◆ Job
Repeat the listing in full, exactly as it stands.

◆ Records shown
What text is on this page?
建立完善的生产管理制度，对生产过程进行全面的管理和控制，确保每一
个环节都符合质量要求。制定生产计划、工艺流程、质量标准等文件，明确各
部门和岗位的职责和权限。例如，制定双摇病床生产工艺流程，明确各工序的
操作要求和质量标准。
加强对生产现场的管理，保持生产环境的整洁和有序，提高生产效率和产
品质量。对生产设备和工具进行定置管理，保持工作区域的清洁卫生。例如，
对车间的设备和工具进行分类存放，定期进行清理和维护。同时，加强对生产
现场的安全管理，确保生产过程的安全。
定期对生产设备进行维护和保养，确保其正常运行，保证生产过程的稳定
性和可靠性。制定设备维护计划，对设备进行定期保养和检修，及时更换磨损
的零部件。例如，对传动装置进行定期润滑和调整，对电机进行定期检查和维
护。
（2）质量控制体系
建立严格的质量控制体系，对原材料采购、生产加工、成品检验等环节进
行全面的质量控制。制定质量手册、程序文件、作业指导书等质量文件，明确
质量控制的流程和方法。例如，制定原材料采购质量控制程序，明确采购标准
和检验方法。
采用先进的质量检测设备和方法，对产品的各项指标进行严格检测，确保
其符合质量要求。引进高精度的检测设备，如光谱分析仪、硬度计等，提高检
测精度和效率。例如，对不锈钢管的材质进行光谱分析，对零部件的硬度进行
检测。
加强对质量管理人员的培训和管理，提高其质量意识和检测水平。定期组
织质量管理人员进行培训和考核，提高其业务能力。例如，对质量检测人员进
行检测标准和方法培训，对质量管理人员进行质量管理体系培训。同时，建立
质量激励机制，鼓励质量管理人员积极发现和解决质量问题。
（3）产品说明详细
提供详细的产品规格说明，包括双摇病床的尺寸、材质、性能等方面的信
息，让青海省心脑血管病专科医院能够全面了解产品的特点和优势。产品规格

◆ Answer to this exercise
What text is on this page?
建立完善的生产管理制度，对生产过程进行全面的管理和控制，确保每一
个环节都符合质量要求。制定生产计划、工艺流程、质量标准等文件，明确各
部门和岗位的职责和权限。例如，制定双摇病床生产工艺流程，明确各工序的
操作要求和质量标准。
加强对生产现场的管理，保持生产环境的整洁和有序，提高生产效率和产
品质量。对生产设备和工具进行定置管理，保持工作区域的清洁卫生。例如，
对车间的设备和工具进行分类存放，定期进行清理和维护。同时，加强对生产
现场的安全管理，确保生产过程的安全。
定期对生产设备进行维护和保养，确保其正常运行，保证生产过程的稳定
性和可靠性。制定设备维护计划，对设备进行定期保养和检修，及时更换磨损
的零部件。例如，对传动装置进行定期润滑和调整，对电机进行定期检查和维
护。
（2）质量控制体系
建立严格的质量控制体系，对原材料采购、生产加工、成品检验等环节进
行全面的质量控制。制定质量手册、程序文件、作业指导书等质量文件，明确
质量控制的流程和方法。例如，制定原材料采购质量控制程序，明确采购标准
和检验方法。
采用先进的质量检测设备和方法，对产品的各项指标进行严格检测，确保
其符合质量要求。引进高精度的检测设备，如光谱分析仪、硬度计等，提高检
测精度和效率。例如，对不锈钢管的材质进行光谱分析，对零部件的硬度进行
检测。
加强对质量管理人员的培训和管理，提高其质量意识和检测水平。定期组
织质量管理人员进行培训和考核，提高其业务能力。例如，对质量检测人员进
行检测标准和方法培训，对质量管理人员进行质量管理体系培训。同时，建立
质量激励机制，鼓励质量管理人员积极发现和解决质量问题。
（3）产品说明详细
提供详细的产品规格说明，包括双摇病床的尺寸、材质、性能等方面的信
息，让青海省心脑血管病专科医院能够全面了解产品的特点和优势。产品规格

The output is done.